--- What you have to do ---
Skip the images. Copy the records exactly as written.

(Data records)
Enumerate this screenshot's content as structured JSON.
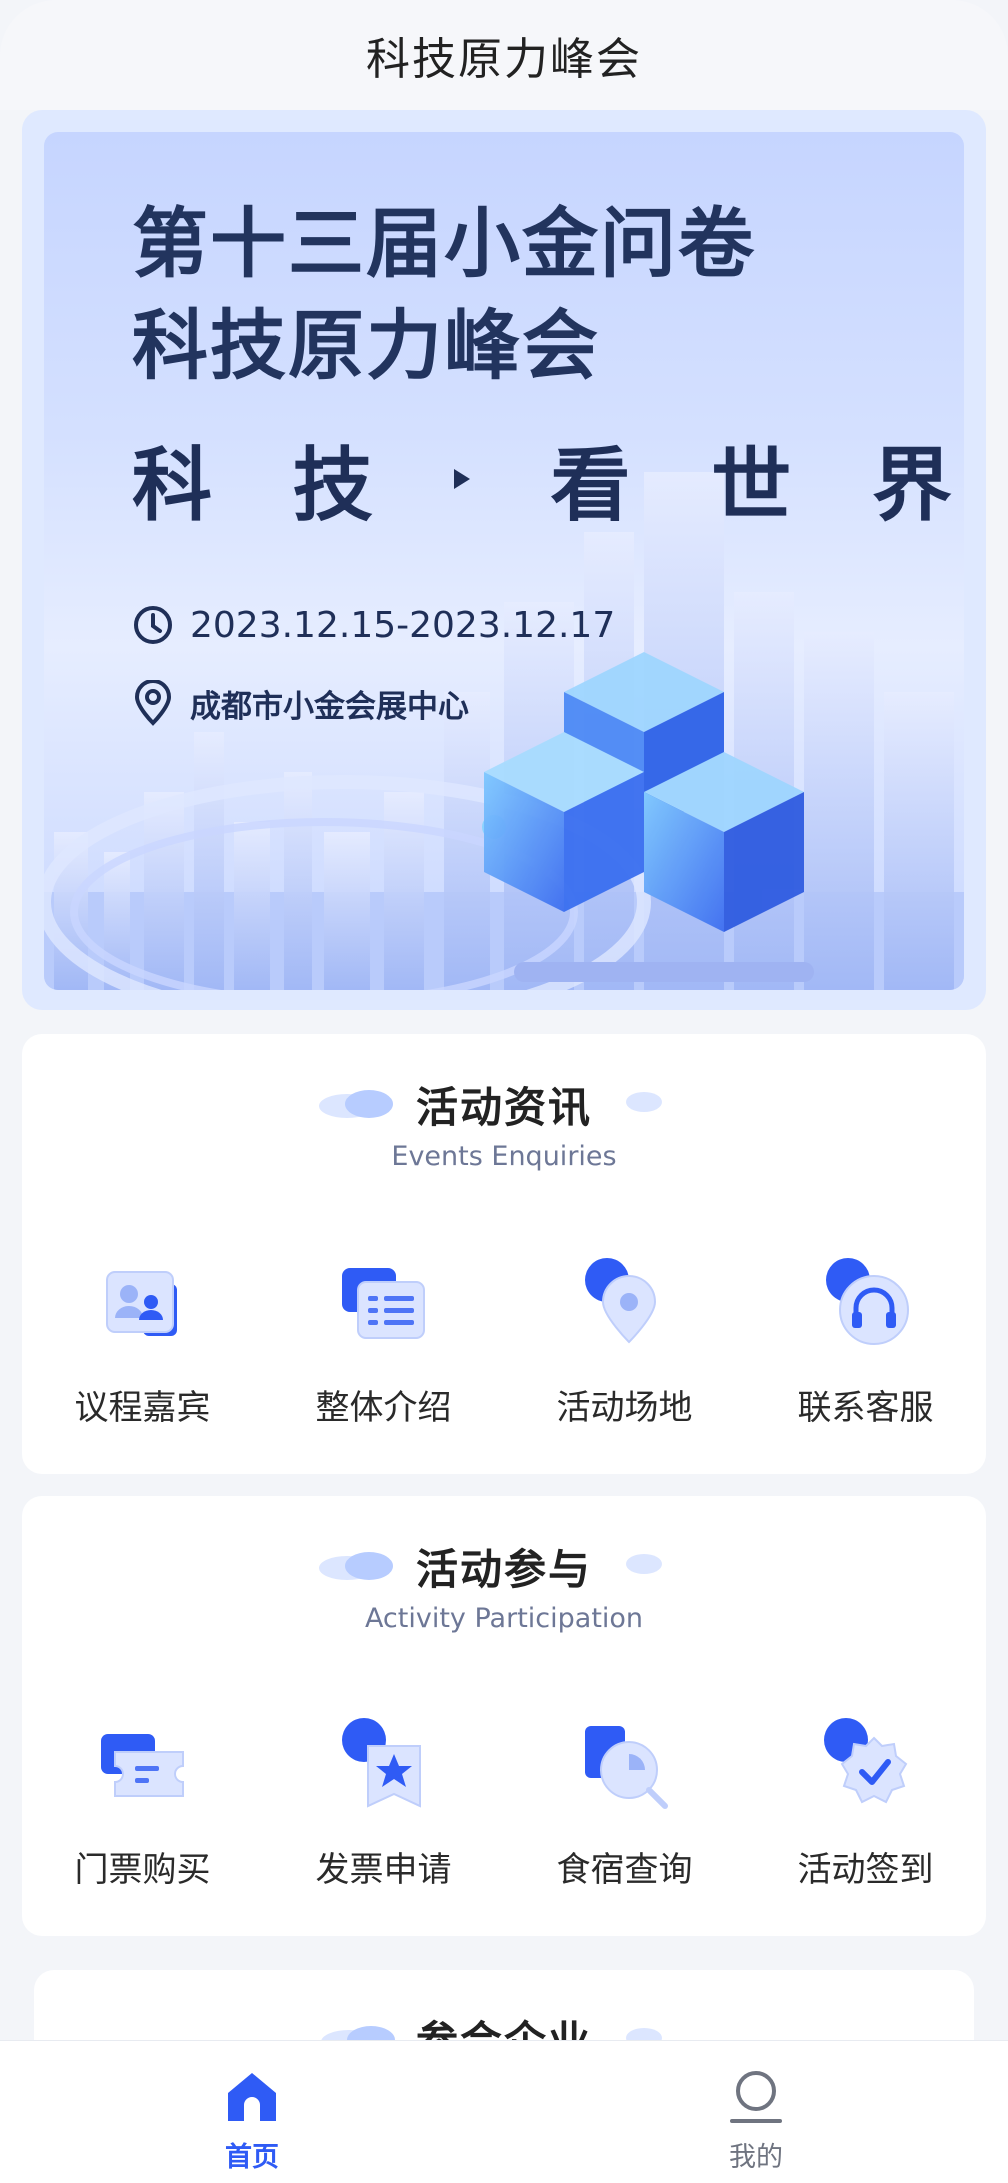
{
  "app": {
    "title": "科技原力峰会"
  },
  "banner": {
    "title_line1": "第十三届小金问卷",
    "title_line2": "科技原力峰会",
    "slogan_left": [
      "科",
      "技"
    ],
    "slogan_right": [
      "看",
      "世",
      "界"
    ],
    "date": "2023.12.15-2023.12.17",
    "venue": "成都市小金会展中心"
  },
  "events": {
    "title": "活动资讯",
    "subtitle": "Events Enquiries",
    "items": [
      {
        "label": "议程嘉宾",
        "icon": "guest-icon"
      },
      {
        "label": "整体介绍",
        "icon": "intro-icon"
      },
      {
        "label": "活动场地",
        "icon": "location-icon"
      },
      {
        "label": "联系客服",
        "icon": "headset-icon"
      }
    ]
  },
  "participation": {
    "title": "活动参与",
    "subtitle": "Activity Participation",
    "items": [
      {
        "label": "门票购买",
        "icon": "ticket-icon"
      },
      {
        "label": "发票申请",
        "icon": "invoice-icon"
      },
      {
        "label": "食宿查询",
        "icon": "search-icon"
      },
      {
        "label": "活动签到",
        "icon": "check-badge-icon"
      }
    ]
  },
  "companies": {
    "title": "参会企业"
  },
  "nav": {
    "home": "首页",
    "me": "我的"
  },
  "colors": {
    "accent": "#2f5bf5",
    "banner_text": "#22345e"
  }
}
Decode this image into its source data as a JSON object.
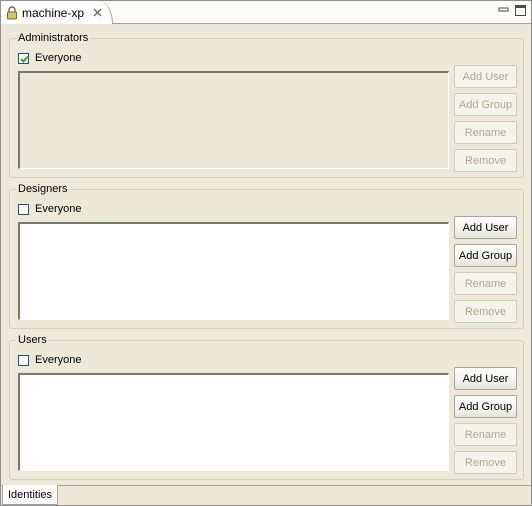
{
  "editor": {
    "tab_title": "machine-xp",
    "tab_icon": "lock-icon",
    "bottom_tabs": [
      {
        "label": "Identities",
        "active": true
      }
    ]
  },
  "groups": [
    {
      "legend": "Administrators",
      "everyone_label": "Everyone",
      "everyone_checked": true,
      "list_enabled": false,
      "buttons": [
        {
          "label": "Add User",
          "enabled": false
        },
        {
          "label": "Add Group",
          "enabled": false
        },
        {
          "label": "Rename",
          "enabled": false
        },
        {
          "label": "Remove",
          "enabled": false
        }
      ]
    },
    {
      "legend": "Designers",
      "everyone_label": "Everyone",
      "everyone_checked": false,
      "list_enabled": true,
      "buttons": [
        {
          "label": "Add User",
          "enabled": true
        },
        {
          "label": "Add Group",
          "enabled": true
        },
        {
          "label": "Rename",
          "enabled": false
        },
        {
          "label": "Remove",
          "enabled": false
        }
      ]
    },
    {
      "legend": "Users",
      "everyone_label": "Everyone",
      "everyone_checked": false,
      "list_enabled": true,
      "buttons": [
        {
          "label": "Add User",
          "enabled": true
        },
        {
          "label": "Add Group",
          "enabled": true
        },
        {
          "label": "Rename",
          "enabled": false
        },
        {
          "label": "Remove",
          "enabled": false
        }
      ]
    }
  ]
}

--- Answer to this problem ---
Enumerate this screenshot's content as structured JSON.
{
  "app": {
    "title": "科技原力峰会"
  },
  "banner": {
    "title_line1": "第十三届小金问卷",
    "title_line2": "科技原力峰会",
    "slogan_left": [
      "科",
      "技"
    ],
    "slogan_right": [
      "看",
      "世",
      "界"
    ],
    "date": "2023.12.15-2023.12.17",
    "venue": "成都市小金会展中心"
  },
  "events": {
    "title": "活动资讯",
    "subtitle": "Events Enquiries",
    "items": [
      {
        "label": "议程嘉宾",
        "icon": "guest-icon"
      },
      {
        "label": "整体介绍",
        "icon": "intro-icon"
      },
      {
        "label": "活动场地",
        "icon": "location-icon"
      },
      {
        "label": "联系客服",
        "icon": "headset-icon"
      }
    ]
  },
  "participation": {
    "title": "活动参与",
    "subtitle": "Activity Participation",
    "items": [
      {
        "label": "门票购买",
        "icon": "ticket-icon"
      },
      {
        "label": "发票申请",
        "icon": "invoice-icon"
      },
      {
        "label": "食宿查询",
        "icon": "search-icon"
      },
      {
        "label": "活动签到",
        "icon": "check-badge-icon"
      }
    ]
  },
  "companies": {
    "title": "参会企业"
  },
  "nav": {
    "home": "首页",
    "me": "我的"
  },
  "colors": {
    "accent": "#2f5bf5",
    "banner_text": "#22345e"
  }
}
Decode this image into its source data as a JSON object.
{
  "editor": {
    "tab_title": "machine-xp",
    "tab_icon": "lock-icon",
    "bottom_tabs": [
      {
        "label": "Identities",
        "active": true
      }
    ]
  },
  "groups": [
    {
      "legend": "Administrators",
      "everyone_label": "Everyone",
      "everyone_checked": true,
      "list_enabled": false,
      "buttons": [
        {
          "label": "Add User",
          "enabled": false
        },
        {
          "label": "Add Group",
          "enabled": false
        },
        {
          "label": "Rename",
          "enabled": false
        },
        {
          "label": "Remove",
          "enabled": false
        }
      ]
    },
    {
      "legend": "Designers",
      "everyone_label": "Everyone",
      "everyone_checked": false,
      "list_enabled": true,
      "buttons": [
        {
          "label": "Add User",
          "enabled": true
        },
        {
          "label": "Add Group",
          "enabled": true
        },
        {
          "label": "Rename",
          "enabled": false
        },
        {
          "label": "Remove",
          "enabled": false
        }
      ]
    },
    {
      "legend": "Users",
      "everyone_label": "Everyone",
      "everyone_checked": false,
      "list_enabled": true,
      "buttons": [
        {
          "label": "Add User",
          "enabled": true
        },
        {
          "label": "Add Group",
          "enabled": true
        },
        {
          "label": "Rename",
          "enabled": false
        },
        {
          "label": "Remove",
          "enabled": false
        }
      ]
    }
  ]
}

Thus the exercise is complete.